- Goal -
Extend the boating travel log from St. Michaels, Maryland, starting right after its final sentence.

- Text to read -
Outside Baltimore, MD Here we sit at the Maryland Yacht Club thinking how lucky we are to have this great adventure. We have been so in awe of the people we meet, and the sights we have seen. This really is a beautiful world, especially when you can get away from the places that man has mucked up pretty good. Baltimore is one such place, but I will save that for later. Here is the latest on our activities since we last posted from St. Michaels. Thursday (5/21/15) – St. Michaels, MD. BRRR – we woke up this morning to cold weather again! It was 80+ degrees on Wednesday but the cool breeze turned cool with temperatures in the 50’s. To add insult to injury it was starting to sprinkle outside and the wind had picked up. As usual Denise was up when the sun came up and watched a beautiful red sky turn cloudy and grey. All she wanted was coffee, but since there was no shore power to make the 110 electricity go, and she didn’t want to wake Mark, she did not turn on the generator. Instead she got working on the previous week’s blog post that was taking forever to complete. The boat had swung overnight and they were now facing east with the back of the boat closer to the Inn. Twenty minutes later she noticed that the boat had gotten closer to the bulkhead by the inn; we were dragging anchor! So Mark was awaken and after several attempts at good holding we managed to get the boat re-anchored for the day. Mark went back to bed and slept for a little while longer while Denise did some work and boat clean-up. By this time it was sprinkling pretty regularly and we noticed a few boats had left the anchorage, but a new boat was entering and anchored not too far from us. Come to find out it was our new friends from Solomon’s Island Rob & Corinne (“Ariel”). Like us, they were hunkering down to ride out what was forecasted to be a day of nasty rainy weather.
St. Michaels Harbor entrance
Around noon Denise was getting antsy and talked Mark into taking the dinghy into town and getting some lunch at the infamous “Crab Claw” restaurant. She also wanted to go back to a store she saw a sweatshirt in from yesterday. So, off we went and as luck would have it, the rain started again by the time we got to the dinghy dock; we got a bit wet. But the individual crab pizza and the seared tuna sandwich were great and we were glad we came.
Crab Pizza @ Crab Claw
Crab Claw Restaurant
The Crab Claw is an institution in St. Michaels and sits right in the main harbor overlooking the water. They are celebrating their 50th anniversary on Friday night (tomorrow). There are festivities planned and a lobster special, but we probably will not stay as the place is supposed to be quite crowded; all the marinas are booked up with ridiculously expensive rates ($3.85/ft – with no maid service). The Maritime Museum is also celebrating its 50th anniversary so the place will be packed. After lunch we walked back into town and found the shop where Denise bought a cute sweatshirt for a whopping $14; after all it is the end of their cold season even if we Floridians think it is still cold. Of course on the way back to the dinghy it started to rain again, and by the time we got in it and headed back to the boat it was really coming down. We were so thankful for the jackets we had (courtesy of WDW Marathon Volunteering) and the Columbia outdoor pants which were waterproof. As soon as we got back to the boat, we changed and put on dry clothes and did some work.

- Information supplied -
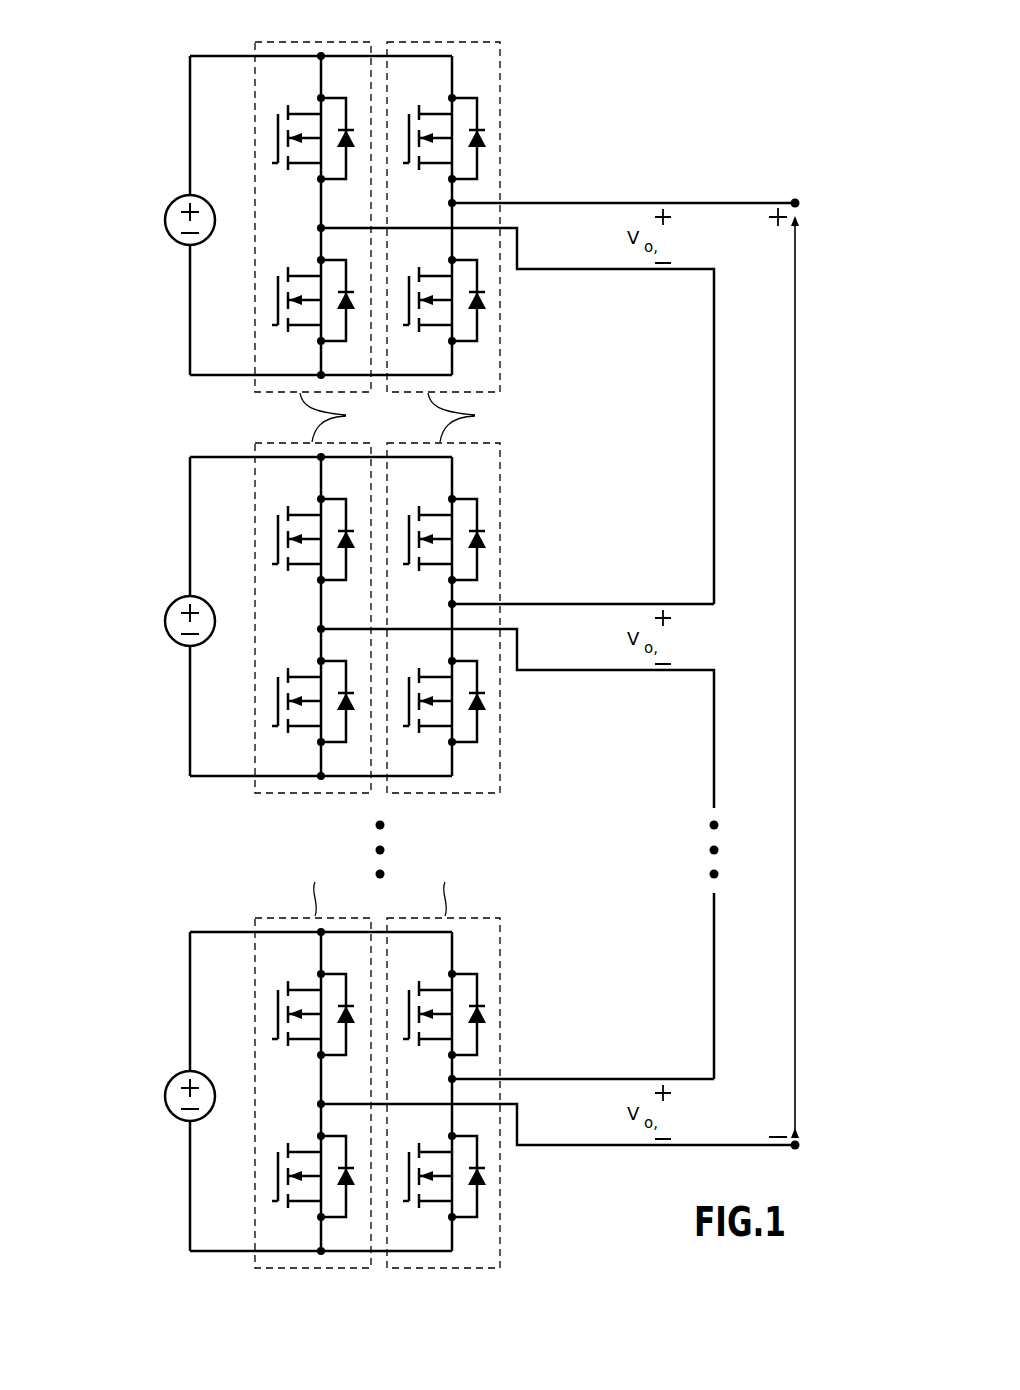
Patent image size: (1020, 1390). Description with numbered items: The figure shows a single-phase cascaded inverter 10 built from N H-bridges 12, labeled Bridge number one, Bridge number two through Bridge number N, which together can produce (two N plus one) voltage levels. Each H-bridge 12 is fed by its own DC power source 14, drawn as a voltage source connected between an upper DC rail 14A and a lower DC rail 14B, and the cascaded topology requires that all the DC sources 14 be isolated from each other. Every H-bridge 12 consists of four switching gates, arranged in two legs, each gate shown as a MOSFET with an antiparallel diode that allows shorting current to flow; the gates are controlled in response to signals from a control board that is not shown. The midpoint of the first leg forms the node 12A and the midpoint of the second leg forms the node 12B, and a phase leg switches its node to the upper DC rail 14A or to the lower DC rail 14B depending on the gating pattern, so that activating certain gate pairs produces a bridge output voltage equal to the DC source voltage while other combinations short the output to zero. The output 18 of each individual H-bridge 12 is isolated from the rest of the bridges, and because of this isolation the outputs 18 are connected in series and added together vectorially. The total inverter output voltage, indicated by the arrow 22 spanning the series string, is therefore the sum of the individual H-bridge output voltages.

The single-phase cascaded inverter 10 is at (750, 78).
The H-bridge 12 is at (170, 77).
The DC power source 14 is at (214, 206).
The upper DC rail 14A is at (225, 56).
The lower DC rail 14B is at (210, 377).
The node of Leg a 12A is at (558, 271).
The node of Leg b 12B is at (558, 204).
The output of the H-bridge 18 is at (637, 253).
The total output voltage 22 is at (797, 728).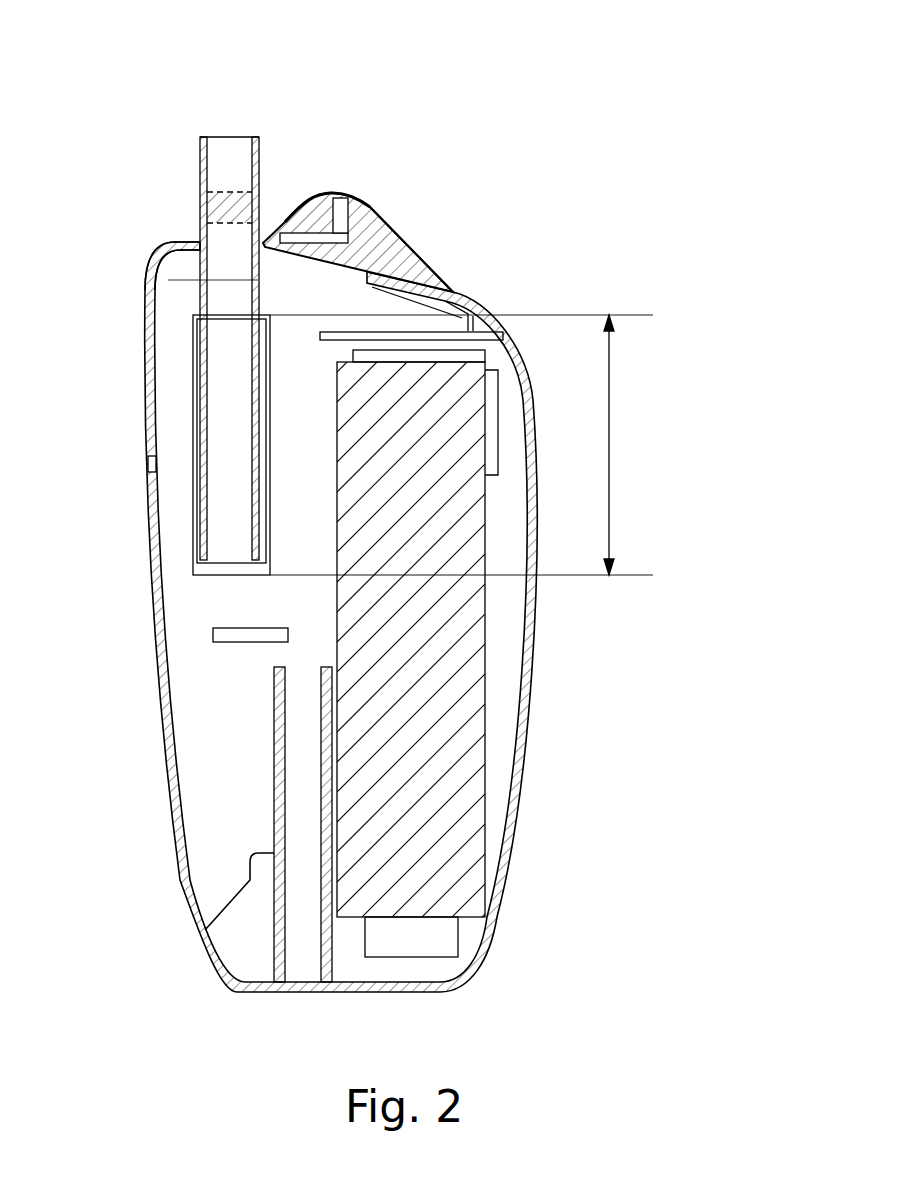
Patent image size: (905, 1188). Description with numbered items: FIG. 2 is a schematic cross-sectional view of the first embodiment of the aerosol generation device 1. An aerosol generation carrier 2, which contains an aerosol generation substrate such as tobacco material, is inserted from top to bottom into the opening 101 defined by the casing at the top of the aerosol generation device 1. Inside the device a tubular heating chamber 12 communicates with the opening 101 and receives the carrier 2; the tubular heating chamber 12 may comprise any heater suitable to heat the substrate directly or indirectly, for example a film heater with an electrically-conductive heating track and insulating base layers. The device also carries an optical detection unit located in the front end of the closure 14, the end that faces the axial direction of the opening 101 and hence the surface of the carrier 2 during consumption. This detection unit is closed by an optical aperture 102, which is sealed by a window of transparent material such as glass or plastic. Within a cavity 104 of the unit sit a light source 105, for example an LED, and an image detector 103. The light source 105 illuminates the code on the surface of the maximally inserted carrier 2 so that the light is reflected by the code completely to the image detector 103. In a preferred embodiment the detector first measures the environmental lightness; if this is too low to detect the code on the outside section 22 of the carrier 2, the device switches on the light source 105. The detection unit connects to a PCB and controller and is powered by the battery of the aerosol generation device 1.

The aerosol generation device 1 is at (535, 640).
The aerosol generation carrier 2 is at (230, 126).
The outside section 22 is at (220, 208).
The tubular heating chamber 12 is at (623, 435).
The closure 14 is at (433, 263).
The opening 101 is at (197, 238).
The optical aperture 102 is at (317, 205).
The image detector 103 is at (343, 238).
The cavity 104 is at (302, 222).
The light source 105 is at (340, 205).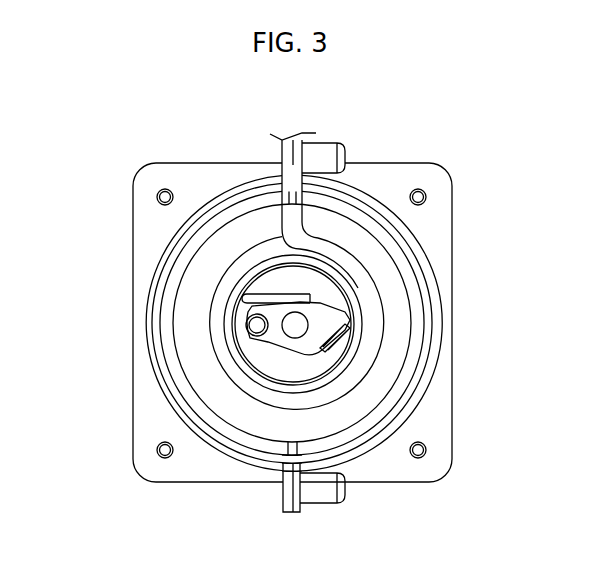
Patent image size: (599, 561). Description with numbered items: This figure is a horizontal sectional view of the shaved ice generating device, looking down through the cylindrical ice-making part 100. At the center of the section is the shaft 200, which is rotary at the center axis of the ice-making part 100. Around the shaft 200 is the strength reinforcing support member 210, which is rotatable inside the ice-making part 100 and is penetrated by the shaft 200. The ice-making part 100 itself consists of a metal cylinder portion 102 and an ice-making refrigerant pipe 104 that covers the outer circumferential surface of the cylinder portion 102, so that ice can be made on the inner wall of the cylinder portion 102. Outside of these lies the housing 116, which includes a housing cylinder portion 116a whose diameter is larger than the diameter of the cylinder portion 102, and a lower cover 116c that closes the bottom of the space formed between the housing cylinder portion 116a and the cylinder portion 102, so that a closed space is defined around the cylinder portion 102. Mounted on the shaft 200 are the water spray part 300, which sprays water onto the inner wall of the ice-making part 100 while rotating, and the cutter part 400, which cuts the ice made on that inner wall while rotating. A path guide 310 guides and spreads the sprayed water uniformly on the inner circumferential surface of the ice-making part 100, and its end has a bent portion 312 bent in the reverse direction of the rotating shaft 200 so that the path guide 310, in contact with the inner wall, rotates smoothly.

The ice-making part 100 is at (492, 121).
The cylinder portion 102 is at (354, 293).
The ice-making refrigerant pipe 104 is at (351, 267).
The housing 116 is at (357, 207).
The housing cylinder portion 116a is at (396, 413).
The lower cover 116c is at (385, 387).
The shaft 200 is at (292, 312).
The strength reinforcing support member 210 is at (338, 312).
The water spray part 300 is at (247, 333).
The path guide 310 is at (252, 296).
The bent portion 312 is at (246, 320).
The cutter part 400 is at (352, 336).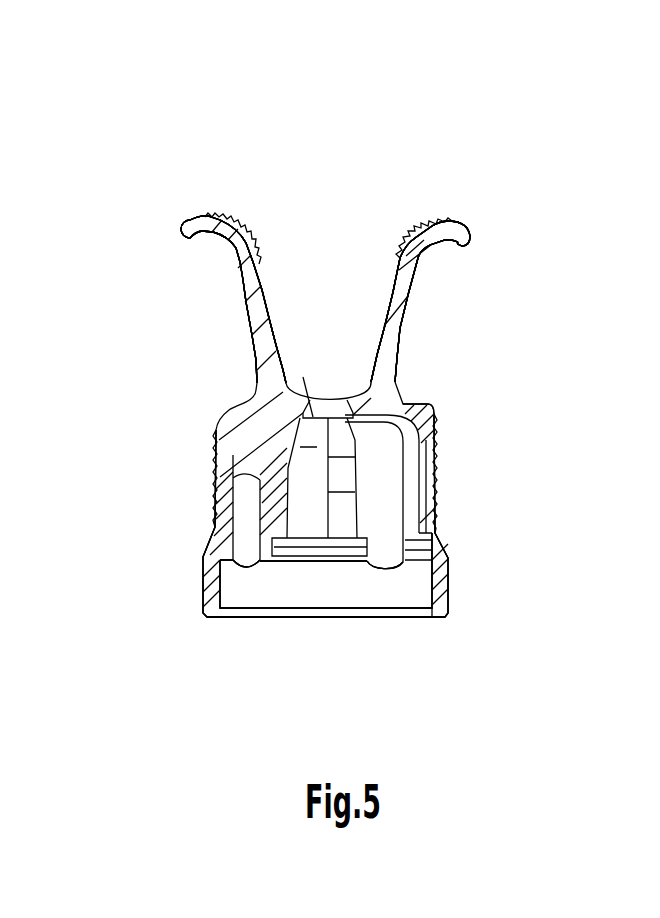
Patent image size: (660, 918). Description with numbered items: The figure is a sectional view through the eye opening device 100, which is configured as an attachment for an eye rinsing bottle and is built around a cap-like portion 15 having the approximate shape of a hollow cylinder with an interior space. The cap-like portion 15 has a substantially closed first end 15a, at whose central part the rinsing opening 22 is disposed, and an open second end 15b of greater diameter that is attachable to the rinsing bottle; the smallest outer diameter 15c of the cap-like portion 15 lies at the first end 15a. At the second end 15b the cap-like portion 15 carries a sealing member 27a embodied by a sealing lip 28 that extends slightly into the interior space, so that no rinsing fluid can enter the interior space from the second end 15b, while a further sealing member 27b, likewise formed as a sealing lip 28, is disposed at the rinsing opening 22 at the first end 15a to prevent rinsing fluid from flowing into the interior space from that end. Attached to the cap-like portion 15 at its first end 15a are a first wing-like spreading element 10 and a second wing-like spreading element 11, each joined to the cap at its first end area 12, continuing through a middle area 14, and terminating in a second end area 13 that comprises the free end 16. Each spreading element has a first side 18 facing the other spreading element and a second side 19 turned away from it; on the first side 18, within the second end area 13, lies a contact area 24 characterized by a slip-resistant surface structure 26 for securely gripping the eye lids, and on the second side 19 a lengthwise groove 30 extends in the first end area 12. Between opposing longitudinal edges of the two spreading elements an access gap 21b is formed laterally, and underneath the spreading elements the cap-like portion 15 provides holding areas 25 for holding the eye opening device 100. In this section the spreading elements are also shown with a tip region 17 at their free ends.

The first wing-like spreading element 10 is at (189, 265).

- Task answer -
Bailing water out of dinghy
Today was Mark’s birthday, so Denise made some brownies to celebrate. As with the cc cookies, it was another lesson in boat-oven-baking 101. However, 1hr+ later they were finally done. For dinner we ate leftovers, then paired the brownies with the last of the ice cream that we still had in our freezer from Spanky’s (Tangiers Island). It continued to rain into the evening and part of the night.
Friday (5/22/15) – St. Michaels to the Wye River, MD – The wind blew a last night and it was a cold. Denise was afraid the anchor was dragging again and didn’t sleep much after about 2:00 am. Finally, at 5:00 she got up and turned on the generator as it was 49 degrees. No sleeping in-birthday reprieve for Mark. The sun came up about 5:45 and it was a gorgeous day, even if it was a bit chilly. After breakfast, we took the dinghy to the fuel dock to get a fill of gasoline. There we saw our friends Mark and Pam (“Sea Bear”) who were next to us in the slip in Deltaville. We talked for a while and discussed future plans in hopes of catching up again after NYC. Our plans were to stay in St. Michaels until Mark was done his 11:00 conference call as we knew it was a place where there was good cell phone coverage. While we were waiting for the call, the anchorage started to fill up. We watched a few boats come in and anchor well, and another idiot come in and try to anchor in 3 different spots. Once the call was done and we left, he immediately moved to take our spot. There was another boat “circling” the anchorage waiting for an opening. We were glad we were leaving as it was going to get crazy! We made the short run up to the Wye River to find a quiet anchorage for the night. This river splits in two shortly after entering and we took the Northern route first.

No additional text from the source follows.